* _Task instructions_:
Single out each line with the word "Θεατρικό" and copy it.

* _Dataset records_:
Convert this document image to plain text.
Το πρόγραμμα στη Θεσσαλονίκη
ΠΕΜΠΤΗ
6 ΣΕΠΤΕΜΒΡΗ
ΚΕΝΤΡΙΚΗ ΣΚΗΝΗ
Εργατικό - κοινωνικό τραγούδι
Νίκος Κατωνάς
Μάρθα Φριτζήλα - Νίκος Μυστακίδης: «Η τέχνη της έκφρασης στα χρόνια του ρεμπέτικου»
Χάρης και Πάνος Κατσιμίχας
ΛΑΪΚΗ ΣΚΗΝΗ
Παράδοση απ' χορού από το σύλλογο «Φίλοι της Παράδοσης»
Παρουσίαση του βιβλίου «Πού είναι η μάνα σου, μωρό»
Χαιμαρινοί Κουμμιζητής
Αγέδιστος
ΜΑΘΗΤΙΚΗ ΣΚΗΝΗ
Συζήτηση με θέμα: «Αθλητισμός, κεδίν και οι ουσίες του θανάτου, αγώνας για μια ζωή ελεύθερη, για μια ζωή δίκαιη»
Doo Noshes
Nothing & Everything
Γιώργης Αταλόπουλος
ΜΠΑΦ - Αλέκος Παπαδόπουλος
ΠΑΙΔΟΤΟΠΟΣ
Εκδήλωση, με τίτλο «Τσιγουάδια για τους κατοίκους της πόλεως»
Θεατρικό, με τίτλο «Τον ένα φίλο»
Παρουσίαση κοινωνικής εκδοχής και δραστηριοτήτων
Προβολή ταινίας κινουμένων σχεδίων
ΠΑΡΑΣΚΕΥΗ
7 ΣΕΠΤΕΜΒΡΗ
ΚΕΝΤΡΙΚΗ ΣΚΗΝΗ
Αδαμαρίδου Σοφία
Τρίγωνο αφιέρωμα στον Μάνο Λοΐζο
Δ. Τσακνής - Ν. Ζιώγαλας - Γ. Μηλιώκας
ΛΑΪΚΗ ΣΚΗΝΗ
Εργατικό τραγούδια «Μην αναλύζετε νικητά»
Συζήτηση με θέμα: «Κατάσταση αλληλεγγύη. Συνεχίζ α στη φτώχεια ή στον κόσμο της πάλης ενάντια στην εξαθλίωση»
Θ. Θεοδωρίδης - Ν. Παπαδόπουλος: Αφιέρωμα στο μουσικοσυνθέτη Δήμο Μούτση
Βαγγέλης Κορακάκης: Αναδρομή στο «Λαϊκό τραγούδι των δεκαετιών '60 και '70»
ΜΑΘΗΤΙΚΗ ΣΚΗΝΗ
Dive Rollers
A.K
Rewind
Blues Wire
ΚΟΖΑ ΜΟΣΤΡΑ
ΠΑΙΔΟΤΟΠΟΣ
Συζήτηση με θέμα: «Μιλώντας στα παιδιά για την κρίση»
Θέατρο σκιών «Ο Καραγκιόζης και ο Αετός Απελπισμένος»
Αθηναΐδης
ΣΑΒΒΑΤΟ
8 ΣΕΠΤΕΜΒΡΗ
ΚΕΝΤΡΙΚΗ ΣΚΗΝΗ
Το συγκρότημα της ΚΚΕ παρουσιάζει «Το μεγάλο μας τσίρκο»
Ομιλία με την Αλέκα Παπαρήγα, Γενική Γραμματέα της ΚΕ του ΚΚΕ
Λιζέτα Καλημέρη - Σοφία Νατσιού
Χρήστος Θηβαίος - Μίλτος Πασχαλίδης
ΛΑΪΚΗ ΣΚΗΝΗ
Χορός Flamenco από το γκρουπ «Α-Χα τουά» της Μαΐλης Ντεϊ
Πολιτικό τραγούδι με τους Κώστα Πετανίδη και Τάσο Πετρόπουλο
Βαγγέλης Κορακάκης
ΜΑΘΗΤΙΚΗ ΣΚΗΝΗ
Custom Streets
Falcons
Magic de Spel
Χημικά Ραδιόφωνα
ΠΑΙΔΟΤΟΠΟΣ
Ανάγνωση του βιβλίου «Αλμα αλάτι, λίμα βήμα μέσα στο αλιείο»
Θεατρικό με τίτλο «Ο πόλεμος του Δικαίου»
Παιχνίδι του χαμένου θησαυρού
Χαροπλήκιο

* _Written reply_:
Θεατρικό, με τίτλο «Τον ένα φίλο»
Θεατρικό με τίτλο «Ο πόλεμος του Δικαίου»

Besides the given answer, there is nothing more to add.